### TASK DETAILS
Set down each record below precisely, skipping the pictures.
·····
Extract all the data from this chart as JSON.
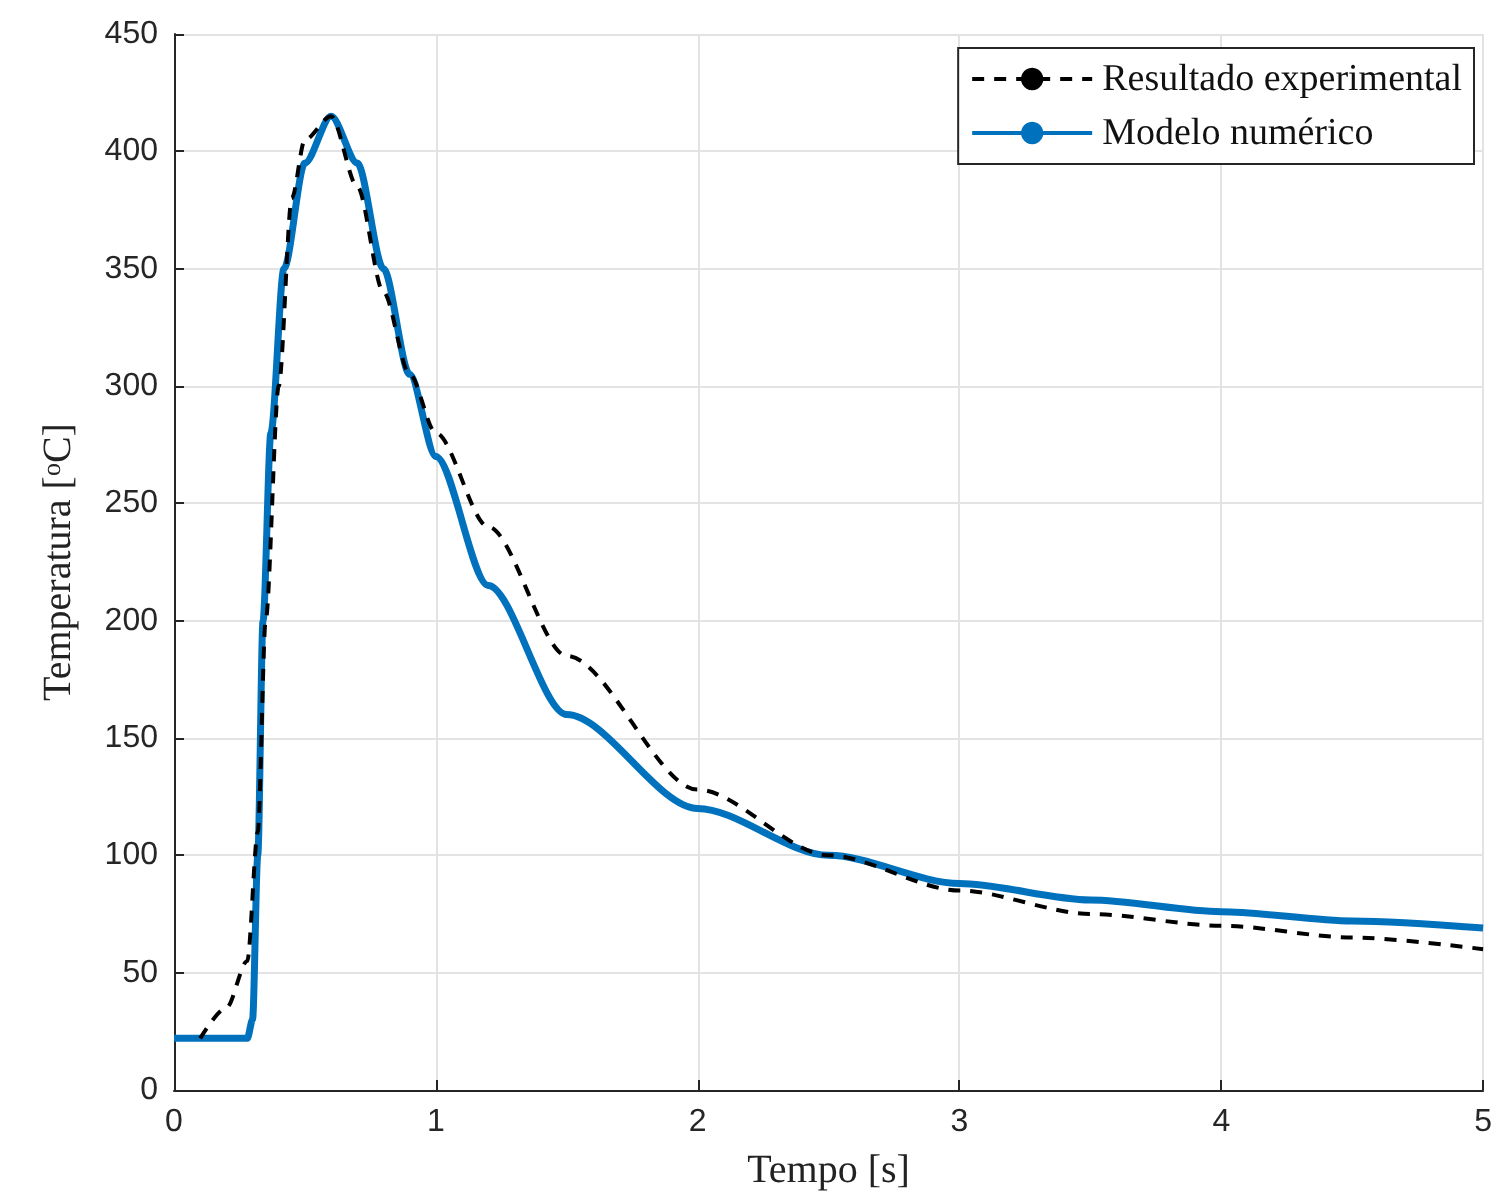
{
  "chart_data": {
    "type": "line",
    "xlabel": "Tempo [s]",
    "ylabel": "Temperatura [$^{o}$C]",
    "xlim": [
      0,
      5
    ],
    "xticks": [
      0,
      1,
      2,
      3,
      4,
      5
    ],
    "ylim": [
      0,
      450
    ],
    "yticks": [
      0,
      50,
      100,
      150,
      200,
      250,
      300,
      350,
      400,
      450
    ],
    "grid": true,
    "legend": "top right",
    "marker": "none",
    "series": [
      {
        "name": "Resultado experimental",
        "color": "#000000",
        "line_style": "dashed",
        "x": [
          0.1,
          0.2,
          0.28,
          0.32,
          0.35,
          0.4,
          0.45,
          0.5,
          0.6,
          0.7,
          0.8,
          0.9,
          1.0,
          1.2,
          1.5,
          2.0,
          2.5,
          3.0,
          3.5,
          4.0,
          4.5,
          5.0
        ],
        "values": [
          22,
          35,
          55,
          110,
          200,
          300,
          380,
          405,
          415,
          385,
          340,
          305,
          280,
          240,
          185,
          128,
          100,
          85,
          75,
          70,
          65,
          60
        ]
      },
      {
        "name": "Modelo numérico",
        "color": "#0072bd",
        "line_style": "solid",
        "x": [
          0,
          0.28,
          0.3,
          0.32,
          0.34,
          0.37,
          0.42,
          0.5,
          0.6,
          0.7,
          0.8,
          0.9,
          1.0,
          1.2,
          1.5,
          2.0,
          2.5,
          3.0,
          3.5,
          4.0,
          4.5,
          5.0
        ],
        "values": [
          22,
          22,
          30,
          100,
          200,
          280,
          350,
          395,
          415,
          395,
          350,
          305,
          270,
          215,
          160,
          120,
          100,
          88,
          81,
          76,
          72,
          69
        ]
      }
    ]
  }
}
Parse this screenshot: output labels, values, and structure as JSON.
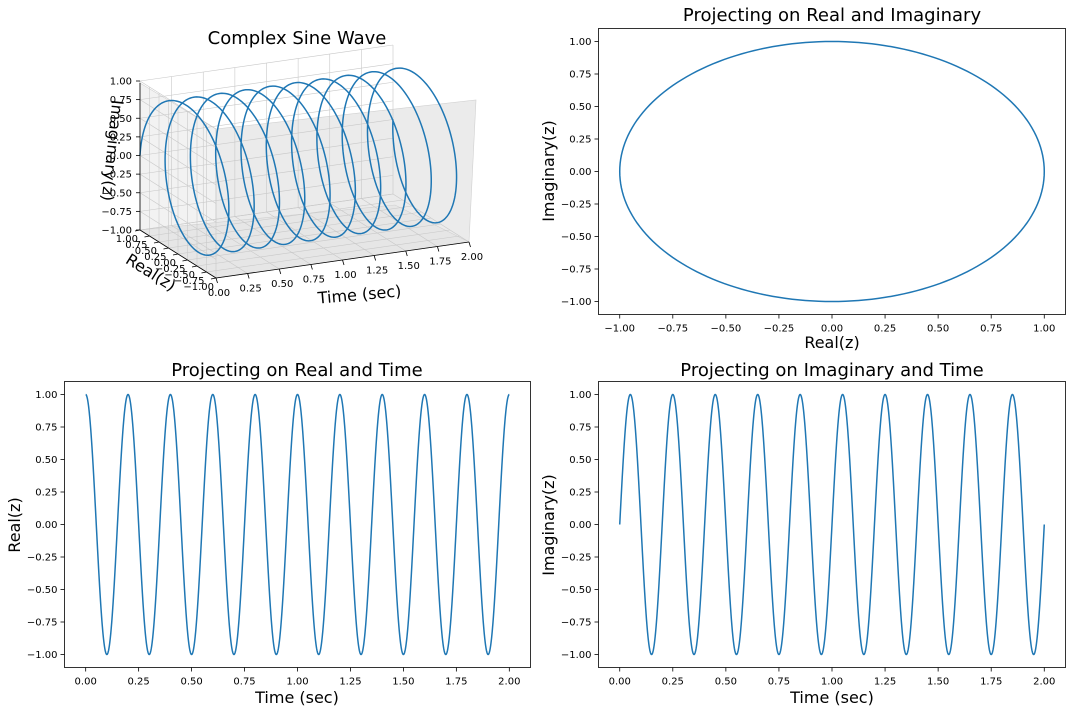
·····
### ANSWER TO THE PROBLEM
Extract all the data from this chart as JSON.
{
  "chart_data": {
    "type": "line",
    "xlabel": "Tempo [s]",
    "ylabel": "Temperatura [$^{o}$C]",
    "xlim": [
      0,
      5
    ],
    "xticks": [
      0,
      1,
      2,
      3,
      4,
      5
    ],
    "ylim": [
      0,
      450
    ],
    "yticks": [
      0,
      50,
      100,
      150,
      200,
      250,
      300,
      350,
      400,
      450
    ],
    "grid": true,
    "legend": "top right",
    "marker": "none",
    "series": [
      {
        "name": "Resultado experimental",
        "color": "#000000",
        "line_style": "dashed",
        "x": [
          0.1,
          0.2,
          0.28,
          0.32,
          0.35,
          0.4,
          0.45,
          0.5,
          0.6,
          0.7,
          0.8,
          0.9,
          1.0,
          1.2,
          1.5,
          2.0,
          2.5,
          3.0,
          3.5,
          4.0,
          4.5,
          5.0
        ],
        "values": [
          22,
          35,
          55,
          110,
          200,
          300,
          380,
          405,
          415,
          385,
          340,
          305,
          280,
          240,
          185,
          128,
          100,
          85,
          75,
          70,
          65,
          60
        ]
      },
      {
        "name": "Modelo numérico",
        "color": "#0072bd",
        "line_style": "solid",
        "x": [
          0,
          0.28,
          0.3,
          0.32,
          0.34,
          0.37,
          0.42,
          0.5,
          0.6,
          0.7,
          0.8,
          0.9,
          1.0,
          1.2,
          1.5,
          2.0,
          2.5,
          3.0,
          3.5,
          4.0,
          4.5,
          5.0
        ],
        "values": [
          22,
          22,
          30,
          100,
          200,
          280,
          350,
          395,
          415,
          395,
          350,
          305,
          270,
          215,
          160,
          120,
          100,
          88,
          81,
          76,
          72,
          69
        ]
      }
    ]
  }
}
Parse this screenshot: output labels, values, and structure as JSON.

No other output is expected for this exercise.